*WRITTEN TASK*. Your task is to copy the material exactly.

[start of RECORDS]

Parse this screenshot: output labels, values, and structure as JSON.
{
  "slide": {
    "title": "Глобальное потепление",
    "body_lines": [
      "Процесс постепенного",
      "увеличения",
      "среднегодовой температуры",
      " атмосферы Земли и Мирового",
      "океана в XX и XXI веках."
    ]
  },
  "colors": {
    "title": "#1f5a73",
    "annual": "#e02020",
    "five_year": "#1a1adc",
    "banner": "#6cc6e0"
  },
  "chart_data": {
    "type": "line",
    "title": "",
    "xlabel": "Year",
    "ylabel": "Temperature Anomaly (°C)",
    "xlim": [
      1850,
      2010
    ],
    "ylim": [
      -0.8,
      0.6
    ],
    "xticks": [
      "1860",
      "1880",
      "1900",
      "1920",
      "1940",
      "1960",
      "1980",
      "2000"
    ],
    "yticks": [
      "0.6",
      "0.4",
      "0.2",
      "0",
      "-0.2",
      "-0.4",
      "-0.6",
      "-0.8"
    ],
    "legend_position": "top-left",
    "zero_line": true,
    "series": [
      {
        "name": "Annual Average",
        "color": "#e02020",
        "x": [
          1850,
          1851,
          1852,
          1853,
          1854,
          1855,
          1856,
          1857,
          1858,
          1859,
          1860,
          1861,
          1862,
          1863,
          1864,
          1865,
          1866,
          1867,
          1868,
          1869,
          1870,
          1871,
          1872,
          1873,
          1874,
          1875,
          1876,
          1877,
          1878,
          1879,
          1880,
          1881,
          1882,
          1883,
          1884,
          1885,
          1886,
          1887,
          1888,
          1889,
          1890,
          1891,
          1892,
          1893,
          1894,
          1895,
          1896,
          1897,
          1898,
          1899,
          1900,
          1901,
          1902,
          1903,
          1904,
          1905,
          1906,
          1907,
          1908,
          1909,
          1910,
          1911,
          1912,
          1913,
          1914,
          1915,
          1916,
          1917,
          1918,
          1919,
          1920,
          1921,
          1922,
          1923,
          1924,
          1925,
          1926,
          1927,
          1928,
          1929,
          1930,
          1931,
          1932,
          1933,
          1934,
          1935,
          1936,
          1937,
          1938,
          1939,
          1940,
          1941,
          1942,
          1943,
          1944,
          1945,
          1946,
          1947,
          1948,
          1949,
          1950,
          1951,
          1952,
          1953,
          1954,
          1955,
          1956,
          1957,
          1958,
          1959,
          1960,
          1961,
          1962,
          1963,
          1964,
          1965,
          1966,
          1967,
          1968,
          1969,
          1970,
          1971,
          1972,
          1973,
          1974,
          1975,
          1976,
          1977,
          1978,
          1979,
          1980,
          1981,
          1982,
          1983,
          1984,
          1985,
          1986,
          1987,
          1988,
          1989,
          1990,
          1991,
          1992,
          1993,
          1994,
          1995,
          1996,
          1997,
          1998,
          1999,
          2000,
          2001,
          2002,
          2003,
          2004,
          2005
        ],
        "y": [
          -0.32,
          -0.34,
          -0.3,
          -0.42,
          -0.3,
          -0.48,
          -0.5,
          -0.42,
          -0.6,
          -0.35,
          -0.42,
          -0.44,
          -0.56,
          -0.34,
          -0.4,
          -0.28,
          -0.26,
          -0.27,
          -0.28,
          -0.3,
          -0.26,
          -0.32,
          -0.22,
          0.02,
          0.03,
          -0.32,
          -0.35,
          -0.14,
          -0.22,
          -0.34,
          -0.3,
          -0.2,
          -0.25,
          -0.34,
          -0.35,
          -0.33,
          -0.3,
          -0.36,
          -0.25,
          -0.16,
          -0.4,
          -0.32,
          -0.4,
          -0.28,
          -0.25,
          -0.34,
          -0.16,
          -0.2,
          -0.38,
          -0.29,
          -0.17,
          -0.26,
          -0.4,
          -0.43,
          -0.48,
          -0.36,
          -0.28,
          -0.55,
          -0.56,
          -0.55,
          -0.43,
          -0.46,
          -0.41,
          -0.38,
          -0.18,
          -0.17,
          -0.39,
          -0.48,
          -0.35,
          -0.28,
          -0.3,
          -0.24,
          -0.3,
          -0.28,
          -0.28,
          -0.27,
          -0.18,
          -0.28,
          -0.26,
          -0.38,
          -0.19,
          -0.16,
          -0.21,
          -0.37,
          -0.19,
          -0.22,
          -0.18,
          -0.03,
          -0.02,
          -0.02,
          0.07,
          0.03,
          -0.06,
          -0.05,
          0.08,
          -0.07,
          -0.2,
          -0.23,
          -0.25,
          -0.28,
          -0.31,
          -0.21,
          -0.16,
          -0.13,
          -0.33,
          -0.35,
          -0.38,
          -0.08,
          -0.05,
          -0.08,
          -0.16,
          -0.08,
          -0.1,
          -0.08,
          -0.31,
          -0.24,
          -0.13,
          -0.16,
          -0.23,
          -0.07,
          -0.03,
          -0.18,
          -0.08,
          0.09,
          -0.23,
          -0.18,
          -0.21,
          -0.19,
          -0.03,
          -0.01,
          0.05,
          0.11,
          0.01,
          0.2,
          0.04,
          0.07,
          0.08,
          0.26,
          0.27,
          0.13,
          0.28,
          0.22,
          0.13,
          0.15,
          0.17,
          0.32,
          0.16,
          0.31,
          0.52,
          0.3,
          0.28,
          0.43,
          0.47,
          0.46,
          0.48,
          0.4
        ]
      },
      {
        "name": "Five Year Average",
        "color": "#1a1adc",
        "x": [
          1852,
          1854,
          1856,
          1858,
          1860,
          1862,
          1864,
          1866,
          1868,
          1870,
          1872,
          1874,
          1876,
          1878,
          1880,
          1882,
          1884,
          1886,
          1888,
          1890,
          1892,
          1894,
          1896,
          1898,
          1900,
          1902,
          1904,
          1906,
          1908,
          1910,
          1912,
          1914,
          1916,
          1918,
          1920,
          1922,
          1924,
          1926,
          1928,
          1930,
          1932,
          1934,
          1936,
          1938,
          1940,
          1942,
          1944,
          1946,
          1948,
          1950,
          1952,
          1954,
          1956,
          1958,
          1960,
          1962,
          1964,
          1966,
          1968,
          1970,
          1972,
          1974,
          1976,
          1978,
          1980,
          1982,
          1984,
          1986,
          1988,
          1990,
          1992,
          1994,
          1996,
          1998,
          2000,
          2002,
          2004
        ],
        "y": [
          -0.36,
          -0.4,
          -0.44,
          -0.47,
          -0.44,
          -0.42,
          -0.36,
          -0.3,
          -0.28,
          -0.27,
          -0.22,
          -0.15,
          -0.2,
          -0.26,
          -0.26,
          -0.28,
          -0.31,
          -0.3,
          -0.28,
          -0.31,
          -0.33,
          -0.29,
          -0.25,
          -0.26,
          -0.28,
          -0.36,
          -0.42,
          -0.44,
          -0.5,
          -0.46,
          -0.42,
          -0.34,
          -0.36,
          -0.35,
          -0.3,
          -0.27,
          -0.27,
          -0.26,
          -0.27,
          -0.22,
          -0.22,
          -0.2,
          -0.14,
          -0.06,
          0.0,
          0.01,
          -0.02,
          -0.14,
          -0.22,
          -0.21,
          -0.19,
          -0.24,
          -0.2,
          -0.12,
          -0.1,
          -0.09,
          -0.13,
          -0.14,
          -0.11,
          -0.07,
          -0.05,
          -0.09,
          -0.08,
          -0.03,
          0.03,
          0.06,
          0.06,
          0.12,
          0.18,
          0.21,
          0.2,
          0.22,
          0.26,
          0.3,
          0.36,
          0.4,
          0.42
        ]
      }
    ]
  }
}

[end of RECORDS]

*WORKED ANSWER*.
Parse this screenshot: output labels, values, and structure as JSON.
{
  "slide": {
    "title": "Глобальное потепление",
    "body_lines": [
      "Процесс постепенного",
      "увеличения",
      "среднегодовой температуры",
      " атмосферы Земли и Мирового",
      "океана в XX и XXI веках."
    ]
  },
  "colors": {
    "title": "#1f5a73",
    "annual": "#e02020",
    "five_year": "#1a1adc",
    "banner": "#6cc6e0"
  },
  "chart_data": {
    "type": "line",
    "title": "",
    "xlabel": "Year",
    "ylabel": "Temperature Anomaly (°C)",
    "xlim": [
      1850,
      2010
    ],
    "ylim": [
      -0.8,
      0.6
    ],
    "xticks": [
      "1860",
      "1880",
      "1900",
      "1920",
      "1940",
      "1960",
      "1980",
      "2000"
    ],
    "yticks": [
      "0.6",
      "0.4",
      "0.2",
      "0",
      "-0.2",
      "-0.4",
      "-0.6",
      "-0.8"
    ],
    "legend_position": "top-left",
    "zero_line": true,
    "series": [
      {
        "name": "Annual Average",
        "color": "#e02020",
        "x": [
          1850,
          1851,
          1852,
          1853,
          1854,
          1855,
          1856,
          1857,
          1858,
          1859,
          1860,
          1861,
          1862,
          1863,
          1864,
          1865,
          1866,
          1867,
          1868,
          1869,
          1870,
          1871,
          1872,
          1873,
          1874,
          1875,
          1876,
          1877,
          1878,
          1879,
          1880,
          1881,
          1882,
          1883,
          1884,
          1885,
          1886,
          1887,
          1888,
          1889,
          1890,
          1891,
          1892,
          1893,
          1894,
          1895,
          1896,
          1897,
          1898,
          1899,
          1900,
          1901,
          1902,
          1903,
          1904,
          1905,
          1906,
          1907,
          1908,
          1909,
          1910,
          1911,
          1912,
          1913,
          1914,
          1915,
          1916,
          1917,
          1918,
          1919,
          1920,
          1921,
          1922,
          1923,
          1924,
          1925,
          1926,
          1927,
          1928,
          1929,
          1930,
          1931,
          1932,
          1933,
          1934,
          1935,
          1936,
          1937,
          1938,
          1939,
          1940,
          1941,
          1942,
          1943,
          1944,
          1945,
          1946,
          1947,
          1948,
          1949,
          1950,
          1951,
          1952,
          1953,
          1954,
          1955,
          1956,
          1957,
          1958,
          1959,
          1960,
          1961,
          1962,
          1963,
          1964,
          1965,
          1966,
          1967,
          1968,
          1969,
          1970,
          1971,
          1972,
          1973,
          1974,
          1975,
          1976,
          1977,
          1978,
          1979,
          1980,
          1981,
          1982,
          1983,
          1984,
          1985,
          1986,
          1987,
          1988,
          1989,
          1990,
          1991,
          1992,
          1993,
          1994,
          1995,
          1996,
          1997,
          1998,
          1999,
          2000,
          2001,
          2002,
          2003,
          2004,
          2005
        ],
        "y": [
          -0.32,
          -0.34,
          -0.3,
          -0.42,
          -0.3,
          -0.48,
          -0.5,
          -0.42,
          -0.6,
          -0.35,
          -0.42,
          -0.44,
          -0.56,
          -0.34,
          -0.4,
          -0.28,
          -0.26,
          -0.27,
          -0.28,
          -0.3,
          -0.26,
          -0.32,
          -0.22,
          0.02,
          0.03,
          -0.32,
          -0.35,
          -0.14,
          -0.22,
          -0.34,
          -0.3,
          -0.2,
          -0.25,
          -0.34,
          -0.35,
          -0.33,
          -0.3,
          -0.36,
          -0.25,
          -0.16,
          -0.4,
          -0.32,
          -0.4,
          -0.28,
          -0.25,
          -0.34,
          -0.16,
          -0.2,
          -0.38,
          -0.29,
          -0.17,
          -0.26,
          -0.4,
          -0.43,
          -0.48,
          -0.36,
          -0.28,
          -0.55,
          -0.56,
          -0.55,
          -0.43,
          -0.46,
          -0.41,
          -0.38,
          -0.18,
          -0.17,
          -0.39,
          -0.48,
          -0.35,
          -0.28,
          -0.3,
          -0.24,
          -0.3,
          -0.28,
          -0.28,
          -0.27,
          -0.18,
          -0.28,
          -0.26,
          -0.38,
          -0.19,
          -0.16,
          -0.21,
          -0.37,
          -0.19,
          -0.22,
          -0.18,
          -0.03,
          -0.02,
          -0.02,
          0.07,
          0.03,
          -0.06,
          -0.05,
          0.08,
          -0.07,
          -0.2,
          -0.23,
          -0.25,
          -0.28,
          -0.31,
          -0.21,
          -0.16,
          -0.13,
          -0.33,
          -0.35,
          -0.38,
          -0.08,
          -0.05,
          -0.08,
          -0.16,
          -0.08,
          -0.1,
          -0.08,
          -0.31,
          -0.24,
          -0.13,
          -0.16,
          -0.23,
          -0.07,
          -0.03,
          -0.18,
          -0.08,
          0.09,
          -0.23,
          -0.18,
          -0.21,
          -0.19,
          -0.03,
          -0.01,
          0.05,
          0.11,
          0.01,
          0.2,
          0.04,
          0.07,
          0.08,
          0.26,
          0.27,
          0.13,
          0.28,
          0.22,
          0.13,
          0.15,
          0.17,
          0.32,
          0.16,
          0.31,
          0.52,
          0.3,
          0.28,
          0.43,
          0.47,
          0.46,
          0.48,
          0.4
        ]
      },
      {
        "name": "Five Year Average",
        "color": "#1a1adc",
        "x": [
          1852,
          1854,
          1856,
          1858,
          1860,
          1862,
          1864,
          1866,
          1868,
          1870,
          1872,
          1874,
          1876,
          1878,
          1880,
          1882,
          1884,
          1886,
          1888,
          1890,
          1892,
          1894,
          1896,
          1898,
          1900,
          1902,
          1904,
          1906,
          1908,
          1910,
          1912,
          1914,
          1916,
          1918,
          1920,
          1922,
          1924,
          1926,
          1928,
          1930,
          1932,
          1934,
          1936,
          1938,
          1940,
          1942,
          1944,
          1946,
          1948,
          1950,
          1952,
          1954,
          1956,
          1958,
          1960,
          1962,
          1964,
          1966,
          1968,
          1970,
          1972,
          1974,
          1976,
          1978,
          1980,
          1982,
          1984,
          1986,
          1988,
          1990,
          1992,
          1994,
          1996,
          1998,
          2000,
          2002,
          2004
        ],
        "y": [
          -0.36,
          -0.4,
          -0.44,
          -0.47,
          -0.44,
          -0.42,
          -0.36,
          -0.3,
          -0.28,
          -0.27,
          -0.22,
          -0.15,
          -0.2,
          -0.26,
          -0.26,
          -0.28,
          -0.31,
          -0.3,
          -0.28,
          -0.31,
          -0.33,
          -0.29,
          -0.25,
          -0.26,
          -0.28,
          -0.36,
          -0.42,
          -0.44,
          -0.5,
          -0.46,
          -0.42,
          -0.34,
          -0.36,
          -0.35,
          -0.3,
          -0.27,
          -0.27,
          -0.26,
          -0.27,
          -0.22,
          -0.22,
          -0.2,
          -0.14,
          -0.06,
          0.0,
          0.01,
          -0.02,
          -0.14,
          -0.22,
          -0.21,
          -0.19,
          -0.24,
          -0.2,
          -0.12,
          -0.1,
          -0.09,
          -0.13,
          -0.14,
          -0.11,
          -0.07,
          -0.05,
          -0.09,
          -0.08,
          -0.03,
          0.03,
          0.06,
          0.06,
          0.12,
          0.18,
          0.21,
          0.2,
          0.22,
          0.26,
          0.3,
          0.36,
          0.4,
          0.42
        ]
      }
    ]
  }
}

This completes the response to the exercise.